··· Records provided

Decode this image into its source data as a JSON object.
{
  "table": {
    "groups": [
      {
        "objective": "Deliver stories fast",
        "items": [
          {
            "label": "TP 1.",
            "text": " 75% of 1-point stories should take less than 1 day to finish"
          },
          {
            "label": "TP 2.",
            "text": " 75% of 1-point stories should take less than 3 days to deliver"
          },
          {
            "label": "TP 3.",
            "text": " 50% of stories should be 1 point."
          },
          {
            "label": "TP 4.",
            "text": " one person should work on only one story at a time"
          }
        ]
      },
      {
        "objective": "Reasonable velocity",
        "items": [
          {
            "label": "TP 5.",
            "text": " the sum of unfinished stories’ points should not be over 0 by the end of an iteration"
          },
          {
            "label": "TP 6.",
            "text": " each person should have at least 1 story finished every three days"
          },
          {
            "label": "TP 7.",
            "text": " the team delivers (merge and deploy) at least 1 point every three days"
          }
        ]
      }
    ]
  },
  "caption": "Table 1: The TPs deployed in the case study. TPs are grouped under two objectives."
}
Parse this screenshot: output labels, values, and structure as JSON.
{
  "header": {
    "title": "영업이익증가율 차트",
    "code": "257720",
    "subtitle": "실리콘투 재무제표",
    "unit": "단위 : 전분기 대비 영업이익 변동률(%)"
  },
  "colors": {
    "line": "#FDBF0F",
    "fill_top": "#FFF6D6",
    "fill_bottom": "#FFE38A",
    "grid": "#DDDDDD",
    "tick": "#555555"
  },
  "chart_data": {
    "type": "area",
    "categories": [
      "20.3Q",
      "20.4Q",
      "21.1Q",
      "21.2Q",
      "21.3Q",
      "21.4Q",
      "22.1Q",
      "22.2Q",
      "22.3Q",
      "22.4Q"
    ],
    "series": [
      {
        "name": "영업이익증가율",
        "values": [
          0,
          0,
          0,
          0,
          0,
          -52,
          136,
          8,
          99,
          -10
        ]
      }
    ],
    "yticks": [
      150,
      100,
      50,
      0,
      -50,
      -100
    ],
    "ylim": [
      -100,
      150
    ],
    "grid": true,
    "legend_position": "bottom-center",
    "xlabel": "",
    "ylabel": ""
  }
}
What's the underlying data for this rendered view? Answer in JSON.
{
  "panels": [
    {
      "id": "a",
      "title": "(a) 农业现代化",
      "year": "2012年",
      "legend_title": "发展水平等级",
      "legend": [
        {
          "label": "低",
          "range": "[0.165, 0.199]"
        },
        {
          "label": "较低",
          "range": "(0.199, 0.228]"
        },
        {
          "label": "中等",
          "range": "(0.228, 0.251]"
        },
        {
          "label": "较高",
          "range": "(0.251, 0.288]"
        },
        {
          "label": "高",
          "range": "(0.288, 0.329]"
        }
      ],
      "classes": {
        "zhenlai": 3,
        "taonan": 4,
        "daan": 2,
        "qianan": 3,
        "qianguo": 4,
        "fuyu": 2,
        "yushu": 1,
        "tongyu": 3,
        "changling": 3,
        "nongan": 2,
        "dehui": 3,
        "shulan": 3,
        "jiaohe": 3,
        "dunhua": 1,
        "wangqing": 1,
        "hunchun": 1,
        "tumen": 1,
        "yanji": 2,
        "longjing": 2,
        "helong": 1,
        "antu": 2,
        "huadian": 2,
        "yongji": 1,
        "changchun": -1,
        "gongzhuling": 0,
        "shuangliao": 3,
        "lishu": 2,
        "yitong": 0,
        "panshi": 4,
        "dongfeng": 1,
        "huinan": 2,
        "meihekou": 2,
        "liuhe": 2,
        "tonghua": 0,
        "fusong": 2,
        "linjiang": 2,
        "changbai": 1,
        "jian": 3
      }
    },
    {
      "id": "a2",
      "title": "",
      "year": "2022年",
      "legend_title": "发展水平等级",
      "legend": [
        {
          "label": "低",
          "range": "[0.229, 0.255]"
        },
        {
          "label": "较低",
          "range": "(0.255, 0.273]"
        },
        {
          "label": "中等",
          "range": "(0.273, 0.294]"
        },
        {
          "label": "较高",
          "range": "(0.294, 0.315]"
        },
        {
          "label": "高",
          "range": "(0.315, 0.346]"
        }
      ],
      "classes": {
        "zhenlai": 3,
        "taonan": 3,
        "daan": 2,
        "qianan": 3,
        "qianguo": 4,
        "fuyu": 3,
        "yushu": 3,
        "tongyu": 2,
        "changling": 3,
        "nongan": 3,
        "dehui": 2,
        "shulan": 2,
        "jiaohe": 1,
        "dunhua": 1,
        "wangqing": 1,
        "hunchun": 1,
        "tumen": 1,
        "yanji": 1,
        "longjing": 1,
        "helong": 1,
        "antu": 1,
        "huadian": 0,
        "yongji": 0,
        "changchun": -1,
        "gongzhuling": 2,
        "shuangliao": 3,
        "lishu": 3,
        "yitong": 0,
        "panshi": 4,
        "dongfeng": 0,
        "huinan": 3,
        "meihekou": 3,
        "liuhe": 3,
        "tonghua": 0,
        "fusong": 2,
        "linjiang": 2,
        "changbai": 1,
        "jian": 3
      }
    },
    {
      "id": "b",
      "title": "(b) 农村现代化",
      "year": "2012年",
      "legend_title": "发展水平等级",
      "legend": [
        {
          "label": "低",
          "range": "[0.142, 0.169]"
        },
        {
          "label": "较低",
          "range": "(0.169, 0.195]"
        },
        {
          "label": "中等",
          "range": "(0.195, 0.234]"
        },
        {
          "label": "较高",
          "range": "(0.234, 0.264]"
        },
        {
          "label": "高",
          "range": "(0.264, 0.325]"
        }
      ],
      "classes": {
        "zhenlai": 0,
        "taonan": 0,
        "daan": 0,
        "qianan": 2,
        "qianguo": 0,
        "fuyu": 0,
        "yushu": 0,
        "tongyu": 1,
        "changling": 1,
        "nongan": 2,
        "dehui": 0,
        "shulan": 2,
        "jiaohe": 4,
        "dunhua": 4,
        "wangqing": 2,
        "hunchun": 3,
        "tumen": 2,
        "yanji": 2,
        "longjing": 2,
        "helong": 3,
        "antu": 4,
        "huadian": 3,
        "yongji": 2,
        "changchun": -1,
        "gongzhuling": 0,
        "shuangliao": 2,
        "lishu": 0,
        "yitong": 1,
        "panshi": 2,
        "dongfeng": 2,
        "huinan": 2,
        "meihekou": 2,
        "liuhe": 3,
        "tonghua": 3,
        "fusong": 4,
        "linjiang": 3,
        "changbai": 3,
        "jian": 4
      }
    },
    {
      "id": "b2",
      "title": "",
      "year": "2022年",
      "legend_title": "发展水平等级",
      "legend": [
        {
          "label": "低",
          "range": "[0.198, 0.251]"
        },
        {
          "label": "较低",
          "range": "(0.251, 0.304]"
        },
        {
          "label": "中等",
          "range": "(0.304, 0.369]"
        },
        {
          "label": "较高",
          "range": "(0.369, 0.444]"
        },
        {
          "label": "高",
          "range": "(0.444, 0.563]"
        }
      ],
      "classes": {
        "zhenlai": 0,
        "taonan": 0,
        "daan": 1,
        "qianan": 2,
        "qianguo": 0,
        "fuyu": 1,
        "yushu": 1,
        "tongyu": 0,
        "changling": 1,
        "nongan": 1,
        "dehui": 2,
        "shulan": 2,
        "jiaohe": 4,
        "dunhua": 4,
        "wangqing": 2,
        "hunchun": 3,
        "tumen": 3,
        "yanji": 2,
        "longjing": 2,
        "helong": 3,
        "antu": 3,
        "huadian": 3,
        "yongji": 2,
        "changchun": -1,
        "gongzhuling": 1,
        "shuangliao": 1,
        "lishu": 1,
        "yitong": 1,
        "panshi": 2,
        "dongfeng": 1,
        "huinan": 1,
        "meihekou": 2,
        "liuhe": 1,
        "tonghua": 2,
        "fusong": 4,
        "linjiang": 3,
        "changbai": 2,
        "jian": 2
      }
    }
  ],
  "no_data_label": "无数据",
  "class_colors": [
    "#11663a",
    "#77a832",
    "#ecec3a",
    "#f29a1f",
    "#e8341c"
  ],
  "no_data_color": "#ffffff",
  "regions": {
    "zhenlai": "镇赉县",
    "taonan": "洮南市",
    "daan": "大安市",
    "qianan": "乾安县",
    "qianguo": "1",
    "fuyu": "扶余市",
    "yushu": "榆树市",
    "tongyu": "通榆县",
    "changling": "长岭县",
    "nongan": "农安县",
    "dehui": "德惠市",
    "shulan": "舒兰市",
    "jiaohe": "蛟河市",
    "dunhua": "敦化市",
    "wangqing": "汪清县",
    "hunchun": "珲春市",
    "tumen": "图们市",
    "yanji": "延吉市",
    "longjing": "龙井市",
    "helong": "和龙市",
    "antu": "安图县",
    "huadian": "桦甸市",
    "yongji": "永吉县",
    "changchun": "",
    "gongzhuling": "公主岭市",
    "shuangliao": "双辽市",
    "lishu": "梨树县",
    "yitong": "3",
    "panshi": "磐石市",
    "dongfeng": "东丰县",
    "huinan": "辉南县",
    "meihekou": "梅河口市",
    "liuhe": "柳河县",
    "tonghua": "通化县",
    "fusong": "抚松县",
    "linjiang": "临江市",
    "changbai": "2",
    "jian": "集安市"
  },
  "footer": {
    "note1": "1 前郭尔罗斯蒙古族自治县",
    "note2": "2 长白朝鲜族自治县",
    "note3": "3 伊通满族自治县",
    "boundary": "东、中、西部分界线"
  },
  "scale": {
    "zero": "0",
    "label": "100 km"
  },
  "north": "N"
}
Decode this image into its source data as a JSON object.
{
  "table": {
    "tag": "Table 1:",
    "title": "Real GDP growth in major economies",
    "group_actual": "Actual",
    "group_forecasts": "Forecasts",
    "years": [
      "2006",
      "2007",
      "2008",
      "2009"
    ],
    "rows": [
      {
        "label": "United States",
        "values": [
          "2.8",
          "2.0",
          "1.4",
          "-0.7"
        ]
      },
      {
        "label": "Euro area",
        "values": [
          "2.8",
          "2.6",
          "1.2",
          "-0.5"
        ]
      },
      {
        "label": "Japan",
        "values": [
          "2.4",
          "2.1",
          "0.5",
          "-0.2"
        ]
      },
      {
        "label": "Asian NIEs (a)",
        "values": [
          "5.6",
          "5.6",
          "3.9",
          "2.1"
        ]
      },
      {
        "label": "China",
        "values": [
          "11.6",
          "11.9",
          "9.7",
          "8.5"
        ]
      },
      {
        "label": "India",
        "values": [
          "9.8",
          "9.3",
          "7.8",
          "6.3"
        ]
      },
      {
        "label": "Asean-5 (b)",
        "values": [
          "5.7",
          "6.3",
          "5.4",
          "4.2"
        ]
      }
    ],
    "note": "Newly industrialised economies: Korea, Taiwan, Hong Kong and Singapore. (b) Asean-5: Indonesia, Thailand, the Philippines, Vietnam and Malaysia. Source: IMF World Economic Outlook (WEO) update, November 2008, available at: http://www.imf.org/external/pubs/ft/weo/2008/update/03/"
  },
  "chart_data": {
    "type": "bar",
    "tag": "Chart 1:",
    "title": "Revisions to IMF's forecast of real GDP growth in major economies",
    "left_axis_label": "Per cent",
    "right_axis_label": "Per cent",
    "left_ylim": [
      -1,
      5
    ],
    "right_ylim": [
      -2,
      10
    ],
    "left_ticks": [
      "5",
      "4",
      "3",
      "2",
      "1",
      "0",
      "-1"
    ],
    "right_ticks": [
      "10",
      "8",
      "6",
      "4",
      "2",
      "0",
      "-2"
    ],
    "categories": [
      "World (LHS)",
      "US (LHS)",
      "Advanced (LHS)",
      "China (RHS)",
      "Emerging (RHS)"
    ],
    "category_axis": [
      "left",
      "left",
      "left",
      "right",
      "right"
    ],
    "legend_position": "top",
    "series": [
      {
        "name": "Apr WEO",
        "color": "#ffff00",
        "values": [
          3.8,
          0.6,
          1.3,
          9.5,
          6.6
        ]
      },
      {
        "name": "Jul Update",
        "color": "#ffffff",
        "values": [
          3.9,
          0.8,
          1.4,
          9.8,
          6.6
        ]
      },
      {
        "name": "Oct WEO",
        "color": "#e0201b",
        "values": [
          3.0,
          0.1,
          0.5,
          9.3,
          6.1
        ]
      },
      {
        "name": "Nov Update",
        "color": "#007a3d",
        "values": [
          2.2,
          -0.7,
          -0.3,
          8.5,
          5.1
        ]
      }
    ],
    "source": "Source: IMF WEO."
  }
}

······

→ Brief:
Go through the listing above and locate each line that holds the word "growth". Copy those lines.

→ Output for this exercise:
    "title": "Real GDP growth in major economies",
    "title": "Revisions to IMF's forecast of real GDP growth in major economies",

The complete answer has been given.